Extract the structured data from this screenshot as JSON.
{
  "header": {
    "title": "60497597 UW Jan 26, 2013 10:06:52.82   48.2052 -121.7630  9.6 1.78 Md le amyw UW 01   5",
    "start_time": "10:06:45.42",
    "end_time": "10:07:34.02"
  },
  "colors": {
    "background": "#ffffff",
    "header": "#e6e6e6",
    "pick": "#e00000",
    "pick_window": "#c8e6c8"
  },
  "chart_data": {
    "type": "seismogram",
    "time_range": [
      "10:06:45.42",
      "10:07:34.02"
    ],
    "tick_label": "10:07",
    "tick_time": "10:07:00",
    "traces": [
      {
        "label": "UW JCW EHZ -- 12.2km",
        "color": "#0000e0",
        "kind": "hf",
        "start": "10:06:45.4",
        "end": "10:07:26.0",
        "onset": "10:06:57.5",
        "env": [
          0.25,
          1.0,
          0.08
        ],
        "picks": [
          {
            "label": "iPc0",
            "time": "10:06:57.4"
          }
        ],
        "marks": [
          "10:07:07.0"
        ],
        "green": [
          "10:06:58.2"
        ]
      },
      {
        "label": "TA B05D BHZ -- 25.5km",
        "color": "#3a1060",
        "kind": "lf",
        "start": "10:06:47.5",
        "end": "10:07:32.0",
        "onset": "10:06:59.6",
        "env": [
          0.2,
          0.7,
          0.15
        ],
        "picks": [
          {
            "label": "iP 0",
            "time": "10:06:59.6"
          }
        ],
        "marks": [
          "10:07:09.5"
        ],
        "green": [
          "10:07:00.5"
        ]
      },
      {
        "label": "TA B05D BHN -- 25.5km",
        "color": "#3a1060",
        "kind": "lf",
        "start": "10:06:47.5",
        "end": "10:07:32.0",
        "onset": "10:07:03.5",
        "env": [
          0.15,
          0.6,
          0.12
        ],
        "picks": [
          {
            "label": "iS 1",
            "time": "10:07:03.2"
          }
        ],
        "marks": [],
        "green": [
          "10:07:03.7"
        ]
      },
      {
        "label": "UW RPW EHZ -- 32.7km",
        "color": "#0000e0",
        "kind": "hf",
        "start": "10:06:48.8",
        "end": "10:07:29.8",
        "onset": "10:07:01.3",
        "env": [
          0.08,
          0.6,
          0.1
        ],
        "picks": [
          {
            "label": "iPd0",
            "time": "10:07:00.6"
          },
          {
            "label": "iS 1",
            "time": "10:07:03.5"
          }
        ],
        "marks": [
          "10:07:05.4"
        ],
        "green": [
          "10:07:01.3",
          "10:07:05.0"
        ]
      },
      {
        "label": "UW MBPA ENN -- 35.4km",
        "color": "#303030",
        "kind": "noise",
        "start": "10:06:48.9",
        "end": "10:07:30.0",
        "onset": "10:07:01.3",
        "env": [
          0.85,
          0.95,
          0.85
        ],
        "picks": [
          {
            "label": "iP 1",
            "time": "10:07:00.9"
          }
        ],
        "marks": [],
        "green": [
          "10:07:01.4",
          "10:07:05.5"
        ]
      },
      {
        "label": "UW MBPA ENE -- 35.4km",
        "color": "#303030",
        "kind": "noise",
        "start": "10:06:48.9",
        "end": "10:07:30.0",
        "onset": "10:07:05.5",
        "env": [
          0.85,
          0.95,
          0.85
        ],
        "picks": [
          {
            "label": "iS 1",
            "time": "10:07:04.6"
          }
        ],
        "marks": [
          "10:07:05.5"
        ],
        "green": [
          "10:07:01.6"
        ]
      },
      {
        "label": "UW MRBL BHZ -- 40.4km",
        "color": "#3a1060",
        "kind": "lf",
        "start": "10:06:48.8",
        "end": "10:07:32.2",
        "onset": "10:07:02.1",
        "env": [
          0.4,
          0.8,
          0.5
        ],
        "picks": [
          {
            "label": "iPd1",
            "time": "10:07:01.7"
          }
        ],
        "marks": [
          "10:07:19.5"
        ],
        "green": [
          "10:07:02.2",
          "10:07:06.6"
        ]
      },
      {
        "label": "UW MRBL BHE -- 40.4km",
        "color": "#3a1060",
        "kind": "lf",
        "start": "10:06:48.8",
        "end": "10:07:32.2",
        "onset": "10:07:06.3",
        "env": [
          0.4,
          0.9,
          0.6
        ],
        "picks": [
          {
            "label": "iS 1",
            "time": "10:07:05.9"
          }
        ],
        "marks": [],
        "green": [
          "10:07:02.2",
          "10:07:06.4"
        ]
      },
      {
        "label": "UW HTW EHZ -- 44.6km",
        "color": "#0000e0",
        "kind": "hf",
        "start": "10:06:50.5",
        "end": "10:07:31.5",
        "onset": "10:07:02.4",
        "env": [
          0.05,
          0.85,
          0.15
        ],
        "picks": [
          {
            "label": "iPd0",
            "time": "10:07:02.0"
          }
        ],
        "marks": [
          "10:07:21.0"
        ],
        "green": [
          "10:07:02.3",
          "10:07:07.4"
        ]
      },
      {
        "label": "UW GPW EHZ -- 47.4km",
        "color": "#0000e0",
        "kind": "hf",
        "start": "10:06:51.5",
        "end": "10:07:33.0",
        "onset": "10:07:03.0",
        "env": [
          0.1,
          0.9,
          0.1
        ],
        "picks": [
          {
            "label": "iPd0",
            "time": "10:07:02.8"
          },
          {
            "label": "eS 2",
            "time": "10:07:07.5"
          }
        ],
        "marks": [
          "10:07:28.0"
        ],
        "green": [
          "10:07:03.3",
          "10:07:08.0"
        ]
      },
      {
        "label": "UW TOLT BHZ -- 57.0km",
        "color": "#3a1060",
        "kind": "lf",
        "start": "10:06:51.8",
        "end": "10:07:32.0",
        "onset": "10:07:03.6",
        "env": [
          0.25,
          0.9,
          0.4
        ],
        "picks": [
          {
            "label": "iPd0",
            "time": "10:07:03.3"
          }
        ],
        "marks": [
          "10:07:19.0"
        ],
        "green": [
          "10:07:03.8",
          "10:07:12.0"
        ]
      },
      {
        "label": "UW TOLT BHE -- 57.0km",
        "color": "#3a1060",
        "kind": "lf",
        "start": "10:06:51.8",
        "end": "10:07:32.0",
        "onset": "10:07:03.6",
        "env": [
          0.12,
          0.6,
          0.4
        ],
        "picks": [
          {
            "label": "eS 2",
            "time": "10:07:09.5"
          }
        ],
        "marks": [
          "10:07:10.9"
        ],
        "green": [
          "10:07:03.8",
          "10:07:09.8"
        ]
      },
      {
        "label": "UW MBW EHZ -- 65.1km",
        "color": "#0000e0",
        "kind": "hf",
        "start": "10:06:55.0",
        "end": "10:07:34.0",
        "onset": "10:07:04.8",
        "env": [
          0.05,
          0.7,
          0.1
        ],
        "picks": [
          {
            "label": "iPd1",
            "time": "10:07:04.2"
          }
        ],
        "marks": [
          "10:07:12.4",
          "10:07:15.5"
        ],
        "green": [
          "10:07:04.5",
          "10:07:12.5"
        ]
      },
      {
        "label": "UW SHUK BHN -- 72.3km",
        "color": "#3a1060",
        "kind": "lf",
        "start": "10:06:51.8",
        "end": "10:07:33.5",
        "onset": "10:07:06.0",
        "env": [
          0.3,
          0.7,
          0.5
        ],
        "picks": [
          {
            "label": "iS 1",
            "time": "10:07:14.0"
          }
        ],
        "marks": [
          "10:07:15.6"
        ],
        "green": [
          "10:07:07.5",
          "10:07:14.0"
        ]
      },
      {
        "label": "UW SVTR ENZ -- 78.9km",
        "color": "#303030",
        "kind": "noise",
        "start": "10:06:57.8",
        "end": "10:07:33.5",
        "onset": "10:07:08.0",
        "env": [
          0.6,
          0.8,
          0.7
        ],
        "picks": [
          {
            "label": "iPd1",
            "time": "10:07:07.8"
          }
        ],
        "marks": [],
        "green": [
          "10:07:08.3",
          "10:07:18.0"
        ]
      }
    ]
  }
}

#####

▶ [Problem description]:
In the records above, find each line with the word "TOLT" and copy it.

▶ [The response]:
        "label": "UW TOLT BHZ -- 57.0km",
        "label": "UW TOLT BHE -- 57.0km",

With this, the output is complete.